_TASK REQUIREMENTS_
Please quote the material exactly, every line of it.

_SUPPLIED DATA_

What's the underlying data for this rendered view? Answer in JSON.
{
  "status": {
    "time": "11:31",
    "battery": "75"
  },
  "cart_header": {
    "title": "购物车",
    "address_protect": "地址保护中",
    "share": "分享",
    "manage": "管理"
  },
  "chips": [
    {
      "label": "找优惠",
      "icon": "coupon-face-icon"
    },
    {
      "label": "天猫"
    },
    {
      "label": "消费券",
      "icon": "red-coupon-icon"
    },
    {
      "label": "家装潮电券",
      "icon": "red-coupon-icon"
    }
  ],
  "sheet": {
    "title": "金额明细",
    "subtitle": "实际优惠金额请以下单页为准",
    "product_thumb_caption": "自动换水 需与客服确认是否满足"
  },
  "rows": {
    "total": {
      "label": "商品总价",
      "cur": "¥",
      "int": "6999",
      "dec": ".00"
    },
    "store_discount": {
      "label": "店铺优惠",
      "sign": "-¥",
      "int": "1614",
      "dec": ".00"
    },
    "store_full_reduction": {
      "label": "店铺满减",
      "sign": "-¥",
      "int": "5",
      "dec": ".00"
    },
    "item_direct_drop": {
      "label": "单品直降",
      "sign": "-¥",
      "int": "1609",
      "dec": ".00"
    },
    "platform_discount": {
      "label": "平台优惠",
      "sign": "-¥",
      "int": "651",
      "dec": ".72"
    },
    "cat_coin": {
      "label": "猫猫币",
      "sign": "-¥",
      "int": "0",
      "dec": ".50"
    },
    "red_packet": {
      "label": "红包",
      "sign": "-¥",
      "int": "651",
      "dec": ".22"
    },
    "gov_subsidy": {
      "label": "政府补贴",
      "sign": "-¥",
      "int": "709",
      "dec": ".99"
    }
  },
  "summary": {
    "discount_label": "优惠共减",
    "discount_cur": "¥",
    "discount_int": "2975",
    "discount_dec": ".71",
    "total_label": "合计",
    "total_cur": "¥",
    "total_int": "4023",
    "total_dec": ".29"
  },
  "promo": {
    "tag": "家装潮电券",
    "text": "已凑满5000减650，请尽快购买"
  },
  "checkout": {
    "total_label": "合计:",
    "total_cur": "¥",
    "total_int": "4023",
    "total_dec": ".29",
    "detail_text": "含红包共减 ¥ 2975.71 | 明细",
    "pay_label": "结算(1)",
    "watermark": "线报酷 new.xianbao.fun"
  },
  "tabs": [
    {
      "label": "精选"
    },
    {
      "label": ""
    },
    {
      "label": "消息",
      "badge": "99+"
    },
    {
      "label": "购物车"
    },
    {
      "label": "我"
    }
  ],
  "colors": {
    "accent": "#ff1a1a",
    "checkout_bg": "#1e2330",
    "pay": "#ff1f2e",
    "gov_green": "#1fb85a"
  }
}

_RESPONSE BELOW_
What's the underlying data for this rendered view? Answer in JSON.
{
  "status": {
    "time": "11:31",
    "battery": "75"
  },
  "cart_header": {
    "title": "购物车",
    "address_protect": "地址保护中",
    "share": "分享",
    "manage": "管理"
  },
  "chips": [
    {
      "label": "找优惠",
      "icon": "coupon-face-icon"
    },
    {
      "label": "天猫"
    },
    {
      "label": "消费券",
      "icon": "red-coupon-icon"
    },
    {
      "label": "家装潮电券",
      "icon": "red-coupon-icon"
    }
  ],
  "sheet": {
    "title": "金额明细",
    "subtitle": "实际优惠金额请以下单页为准",
    "product_thumb_caption": "自动换水 需与客服确认是否满足"
  },
  "rows": {
    "total": {
      "label": "商品总价",
      "cur": "¥",
      "int": "6999",
      "dec": ".00"
    },
    "store_discount": {
      "label": "店铺优惠",
      "sign": "-¥",
      "int": "1614",
      "dec": ".00"
    },
    "store_full_reduction": {
      "label": "店铺满减",
      "sign": "-¥",
      "int": "5",
      "dec": ".00"
    },
    "item_direct_drop": {
      "label": "单品直降",
      "sign": "-¥",
      "int": "1609",
      "dec": ".00"
    },
    "platform_discount": {
      "label": "平台优惠",
      "sign": "-¥",
      "int": "651",
      "dec": ".72"
    },
    "cat_coin": {
      "label": "猫猫币",
      "sign": "-¥",
      "int": "0",
      "dec": ".50"
    },
    "red_packet": {
      "label": "红包",
      "sign": "-¥",
      "int": "651",
      "dec": ".22"
    },
    "gov_subsidy": {
      "label": "政府补贴",
      "sign": "-¥",
      "int": "709",
      "dec": ".99"
    }
  },
  "summary": {
    "discount_label": "优惠共减",
    "discount_cur": "¥",
    "discount_int": "2975",
    "discount_dec": ".71",
    "total_label": "合计",
    "total_cur": "¥",
    "total_int": "4023",
    "total_dec": ".29"
  },
  "promo": {
    "tag": "家装潮电券",
    "text": "已凑满5000减650，请尽快购买"
  },
  "checkout": {
    "total_label": "合计:",
    "total_cur": "¥",
    "total_int": "4023",
    "total_dec": ".29",
    "detail_text": "含红包共减 ¥ 2975.71 | 明细",
    "pay_label": "结算(1)",
    "watermark": "线报酷 new.xianbao.fun"
  },
  "tabs": [
    {
      "label": "精选"
    },
    {
      "label": ""
    },
    {
      "label": "消息",
      "badge": "99+"
    },
    {
      "label": "购物车"
    },
    {
      "label": "我"
    }
  ],
  "colors": {
    "accent": "#ff1a1a",
    "checkout_bg": "#1e2330",
    "pay": "#ff1f2e",
    "gov_green": "#1fb85a"
  }
}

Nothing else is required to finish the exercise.